▸ **SHORT TASK**
State how many lines contain "Certificate", and write nothing except that count.

(Saved entries)
* * * * *

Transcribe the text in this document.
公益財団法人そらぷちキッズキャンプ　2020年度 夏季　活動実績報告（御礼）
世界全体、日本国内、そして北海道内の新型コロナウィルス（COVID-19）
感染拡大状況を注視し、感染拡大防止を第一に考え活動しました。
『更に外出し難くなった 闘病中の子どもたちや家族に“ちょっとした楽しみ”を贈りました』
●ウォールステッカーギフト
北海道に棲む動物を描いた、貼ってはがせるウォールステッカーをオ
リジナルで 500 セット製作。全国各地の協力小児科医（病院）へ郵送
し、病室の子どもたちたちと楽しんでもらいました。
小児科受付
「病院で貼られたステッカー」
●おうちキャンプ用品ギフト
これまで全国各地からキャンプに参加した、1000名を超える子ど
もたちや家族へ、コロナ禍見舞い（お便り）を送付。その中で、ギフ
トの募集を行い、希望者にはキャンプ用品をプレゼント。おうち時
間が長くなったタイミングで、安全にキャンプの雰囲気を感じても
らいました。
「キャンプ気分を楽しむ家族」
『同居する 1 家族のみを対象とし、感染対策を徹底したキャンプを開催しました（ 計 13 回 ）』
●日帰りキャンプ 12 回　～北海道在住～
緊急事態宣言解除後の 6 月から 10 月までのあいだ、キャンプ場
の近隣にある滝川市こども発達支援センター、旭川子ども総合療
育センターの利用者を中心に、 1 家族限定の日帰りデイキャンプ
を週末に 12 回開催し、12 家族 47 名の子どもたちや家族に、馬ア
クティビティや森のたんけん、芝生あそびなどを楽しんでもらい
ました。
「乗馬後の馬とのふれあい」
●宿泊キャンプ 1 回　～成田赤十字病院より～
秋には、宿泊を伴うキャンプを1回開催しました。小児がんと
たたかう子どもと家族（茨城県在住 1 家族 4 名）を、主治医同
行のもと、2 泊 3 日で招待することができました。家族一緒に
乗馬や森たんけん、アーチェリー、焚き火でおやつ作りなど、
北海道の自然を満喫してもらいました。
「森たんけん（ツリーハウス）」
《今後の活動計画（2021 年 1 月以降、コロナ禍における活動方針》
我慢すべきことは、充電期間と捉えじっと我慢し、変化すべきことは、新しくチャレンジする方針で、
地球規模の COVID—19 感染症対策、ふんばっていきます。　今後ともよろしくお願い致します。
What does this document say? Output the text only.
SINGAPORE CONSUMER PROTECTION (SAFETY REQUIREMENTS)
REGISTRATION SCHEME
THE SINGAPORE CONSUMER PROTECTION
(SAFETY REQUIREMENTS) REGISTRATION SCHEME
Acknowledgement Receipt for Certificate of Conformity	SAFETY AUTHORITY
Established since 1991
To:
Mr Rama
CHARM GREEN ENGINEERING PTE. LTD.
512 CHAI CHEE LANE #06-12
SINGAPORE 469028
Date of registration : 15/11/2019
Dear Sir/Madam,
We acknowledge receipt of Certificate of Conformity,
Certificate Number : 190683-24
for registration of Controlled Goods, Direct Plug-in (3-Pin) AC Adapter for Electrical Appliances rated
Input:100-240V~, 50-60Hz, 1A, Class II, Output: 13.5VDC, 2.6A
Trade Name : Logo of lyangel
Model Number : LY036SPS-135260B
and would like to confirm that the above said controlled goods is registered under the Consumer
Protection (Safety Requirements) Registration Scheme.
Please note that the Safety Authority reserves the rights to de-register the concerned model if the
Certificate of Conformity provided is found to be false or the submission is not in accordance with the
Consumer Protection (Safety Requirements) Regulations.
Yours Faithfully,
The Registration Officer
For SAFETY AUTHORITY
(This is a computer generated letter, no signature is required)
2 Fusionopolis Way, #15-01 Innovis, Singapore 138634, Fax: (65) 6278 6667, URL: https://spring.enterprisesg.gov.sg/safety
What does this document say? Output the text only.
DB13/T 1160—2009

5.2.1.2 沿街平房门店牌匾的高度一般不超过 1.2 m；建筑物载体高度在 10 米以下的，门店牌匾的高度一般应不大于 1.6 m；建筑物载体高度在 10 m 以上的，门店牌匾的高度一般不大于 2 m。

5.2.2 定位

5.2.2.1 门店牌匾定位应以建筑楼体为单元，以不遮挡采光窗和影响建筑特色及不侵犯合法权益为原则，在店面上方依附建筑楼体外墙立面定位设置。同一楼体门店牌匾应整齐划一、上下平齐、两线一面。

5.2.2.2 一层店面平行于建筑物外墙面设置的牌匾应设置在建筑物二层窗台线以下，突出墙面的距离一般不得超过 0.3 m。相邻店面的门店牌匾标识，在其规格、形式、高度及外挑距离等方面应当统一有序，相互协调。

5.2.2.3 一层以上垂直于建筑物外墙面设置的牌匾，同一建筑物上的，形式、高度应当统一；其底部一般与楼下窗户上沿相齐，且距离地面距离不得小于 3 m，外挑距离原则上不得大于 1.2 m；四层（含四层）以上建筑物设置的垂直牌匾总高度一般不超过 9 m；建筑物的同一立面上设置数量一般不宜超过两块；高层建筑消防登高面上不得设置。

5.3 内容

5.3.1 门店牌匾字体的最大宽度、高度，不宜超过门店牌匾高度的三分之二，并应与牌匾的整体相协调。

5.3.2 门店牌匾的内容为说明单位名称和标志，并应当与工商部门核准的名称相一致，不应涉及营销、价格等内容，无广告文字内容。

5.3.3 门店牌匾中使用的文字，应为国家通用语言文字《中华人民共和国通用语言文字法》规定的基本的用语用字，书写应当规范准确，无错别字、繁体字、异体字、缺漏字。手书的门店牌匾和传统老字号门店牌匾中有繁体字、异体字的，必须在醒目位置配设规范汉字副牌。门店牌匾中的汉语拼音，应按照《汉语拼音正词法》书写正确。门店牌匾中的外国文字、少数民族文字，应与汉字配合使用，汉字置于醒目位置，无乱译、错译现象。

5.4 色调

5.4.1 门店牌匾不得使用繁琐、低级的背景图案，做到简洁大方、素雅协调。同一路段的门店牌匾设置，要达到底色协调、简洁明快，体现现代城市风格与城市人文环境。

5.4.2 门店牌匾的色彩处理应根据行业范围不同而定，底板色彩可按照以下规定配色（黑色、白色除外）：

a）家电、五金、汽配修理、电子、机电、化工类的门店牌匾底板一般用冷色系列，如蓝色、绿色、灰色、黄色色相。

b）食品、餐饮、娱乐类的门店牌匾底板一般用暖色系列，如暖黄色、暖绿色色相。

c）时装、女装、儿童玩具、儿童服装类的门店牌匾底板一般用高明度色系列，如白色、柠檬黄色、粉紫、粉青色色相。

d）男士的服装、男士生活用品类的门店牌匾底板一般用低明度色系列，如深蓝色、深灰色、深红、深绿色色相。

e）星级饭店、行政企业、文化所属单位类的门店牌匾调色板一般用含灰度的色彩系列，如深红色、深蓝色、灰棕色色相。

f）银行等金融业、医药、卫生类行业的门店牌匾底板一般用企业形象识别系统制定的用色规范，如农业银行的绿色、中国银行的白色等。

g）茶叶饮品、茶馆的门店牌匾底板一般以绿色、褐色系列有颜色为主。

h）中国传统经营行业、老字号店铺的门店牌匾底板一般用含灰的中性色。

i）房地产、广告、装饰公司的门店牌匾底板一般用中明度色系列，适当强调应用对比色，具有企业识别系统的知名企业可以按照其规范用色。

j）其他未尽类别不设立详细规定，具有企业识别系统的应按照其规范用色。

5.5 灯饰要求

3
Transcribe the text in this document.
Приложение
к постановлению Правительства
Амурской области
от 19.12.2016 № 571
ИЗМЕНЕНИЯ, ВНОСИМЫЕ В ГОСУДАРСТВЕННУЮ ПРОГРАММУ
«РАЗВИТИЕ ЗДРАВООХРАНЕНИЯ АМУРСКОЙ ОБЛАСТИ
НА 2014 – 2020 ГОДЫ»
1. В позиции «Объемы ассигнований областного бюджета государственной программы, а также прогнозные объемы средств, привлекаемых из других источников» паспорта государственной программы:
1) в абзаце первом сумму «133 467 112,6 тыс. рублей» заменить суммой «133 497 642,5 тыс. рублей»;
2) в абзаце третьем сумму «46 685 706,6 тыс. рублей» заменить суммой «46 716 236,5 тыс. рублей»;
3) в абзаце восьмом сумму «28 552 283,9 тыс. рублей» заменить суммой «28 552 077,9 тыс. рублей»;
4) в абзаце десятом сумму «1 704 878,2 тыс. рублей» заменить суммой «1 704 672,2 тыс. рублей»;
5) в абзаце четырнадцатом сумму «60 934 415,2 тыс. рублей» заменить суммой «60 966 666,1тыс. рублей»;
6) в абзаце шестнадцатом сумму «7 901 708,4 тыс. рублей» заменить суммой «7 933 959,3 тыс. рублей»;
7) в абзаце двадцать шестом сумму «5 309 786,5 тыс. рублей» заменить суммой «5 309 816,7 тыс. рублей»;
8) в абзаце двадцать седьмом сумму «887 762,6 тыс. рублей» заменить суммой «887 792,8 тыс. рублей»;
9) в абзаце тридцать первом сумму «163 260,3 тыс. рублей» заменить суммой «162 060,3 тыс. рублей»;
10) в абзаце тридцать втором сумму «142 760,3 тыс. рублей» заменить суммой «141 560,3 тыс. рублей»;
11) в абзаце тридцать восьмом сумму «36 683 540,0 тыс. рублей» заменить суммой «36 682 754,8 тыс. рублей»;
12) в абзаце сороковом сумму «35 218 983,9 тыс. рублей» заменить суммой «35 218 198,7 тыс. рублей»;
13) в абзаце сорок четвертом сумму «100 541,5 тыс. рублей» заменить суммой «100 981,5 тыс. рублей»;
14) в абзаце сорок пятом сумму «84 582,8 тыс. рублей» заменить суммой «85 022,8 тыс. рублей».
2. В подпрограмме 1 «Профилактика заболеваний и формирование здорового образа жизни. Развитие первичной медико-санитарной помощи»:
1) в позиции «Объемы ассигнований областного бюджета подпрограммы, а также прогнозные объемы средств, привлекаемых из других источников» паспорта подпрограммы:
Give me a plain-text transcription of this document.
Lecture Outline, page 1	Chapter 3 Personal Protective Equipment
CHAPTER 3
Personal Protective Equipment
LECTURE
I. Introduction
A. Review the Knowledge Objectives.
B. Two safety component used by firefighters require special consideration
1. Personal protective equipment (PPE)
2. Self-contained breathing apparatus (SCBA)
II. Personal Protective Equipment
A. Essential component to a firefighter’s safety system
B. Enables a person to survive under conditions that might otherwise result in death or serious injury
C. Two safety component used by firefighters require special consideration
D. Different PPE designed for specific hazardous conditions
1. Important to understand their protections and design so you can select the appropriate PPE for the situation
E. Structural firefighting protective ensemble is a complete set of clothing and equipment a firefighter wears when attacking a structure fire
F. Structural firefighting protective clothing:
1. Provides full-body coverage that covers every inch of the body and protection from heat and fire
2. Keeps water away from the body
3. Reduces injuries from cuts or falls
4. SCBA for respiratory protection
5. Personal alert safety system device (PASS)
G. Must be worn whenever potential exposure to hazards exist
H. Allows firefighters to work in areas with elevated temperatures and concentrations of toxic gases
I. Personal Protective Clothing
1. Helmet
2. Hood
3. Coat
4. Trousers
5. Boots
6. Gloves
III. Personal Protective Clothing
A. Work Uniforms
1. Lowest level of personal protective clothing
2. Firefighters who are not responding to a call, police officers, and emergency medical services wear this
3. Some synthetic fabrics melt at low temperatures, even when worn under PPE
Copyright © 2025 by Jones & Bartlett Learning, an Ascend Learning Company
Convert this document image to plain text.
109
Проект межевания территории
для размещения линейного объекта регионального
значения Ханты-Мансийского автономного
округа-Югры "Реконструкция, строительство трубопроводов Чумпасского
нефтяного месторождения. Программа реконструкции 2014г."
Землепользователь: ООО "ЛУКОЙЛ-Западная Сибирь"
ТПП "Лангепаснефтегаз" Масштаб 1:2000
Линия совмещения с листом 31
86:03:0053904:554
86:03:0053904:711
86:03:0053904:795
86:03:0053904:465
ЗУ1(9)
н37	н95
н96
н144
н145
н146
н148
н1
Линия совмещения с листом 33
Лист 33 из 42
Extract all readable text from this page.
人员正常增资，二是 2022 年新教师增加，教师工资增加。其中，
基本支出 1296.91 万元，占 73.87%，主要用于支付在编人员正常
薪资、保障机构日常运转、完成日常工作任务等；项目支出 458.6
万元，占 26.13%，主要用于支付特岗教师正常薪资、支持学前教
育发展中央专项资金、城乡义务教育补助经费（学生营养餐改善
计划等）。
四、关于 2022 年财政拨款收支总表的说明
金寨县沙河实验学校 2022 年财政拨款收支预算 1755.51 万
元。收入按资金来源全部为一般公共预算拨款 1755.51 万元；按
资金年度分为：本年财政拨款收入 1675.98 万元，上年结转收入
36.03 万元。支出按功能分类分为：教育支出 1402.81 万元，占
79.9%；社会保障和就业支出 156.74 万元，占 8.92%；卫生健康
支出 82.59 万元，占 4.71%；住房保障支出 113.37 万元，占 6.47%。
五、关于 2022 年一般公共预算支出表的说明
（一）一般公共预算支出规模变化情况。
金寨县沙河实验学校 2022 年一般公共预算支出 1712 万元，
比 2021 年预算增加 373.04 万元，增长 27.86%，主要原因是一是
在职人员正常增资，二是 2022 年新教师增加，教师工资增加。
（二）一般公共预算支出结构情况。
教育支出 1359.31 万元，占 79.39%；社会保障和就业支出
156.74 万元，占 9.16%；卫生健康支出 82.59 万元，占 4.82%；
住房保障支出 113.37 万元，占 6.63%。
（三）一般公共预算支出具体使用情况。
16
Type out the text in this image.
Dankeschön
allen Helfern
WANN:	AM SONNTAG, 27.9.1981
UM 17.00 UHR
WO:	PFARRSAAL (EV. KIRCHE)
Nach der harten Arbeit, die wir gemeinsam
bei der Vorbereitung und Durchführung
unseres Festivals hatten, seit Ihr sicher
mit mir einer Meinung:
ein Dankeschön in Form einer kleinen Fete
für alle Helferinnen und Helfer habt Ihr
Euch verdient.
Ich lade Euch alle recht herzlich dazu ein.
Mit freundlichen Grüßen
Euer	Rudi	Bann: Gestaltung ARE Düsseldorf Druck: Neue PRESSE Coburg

* * * * *

▸ **EXERCISE RESULT**
4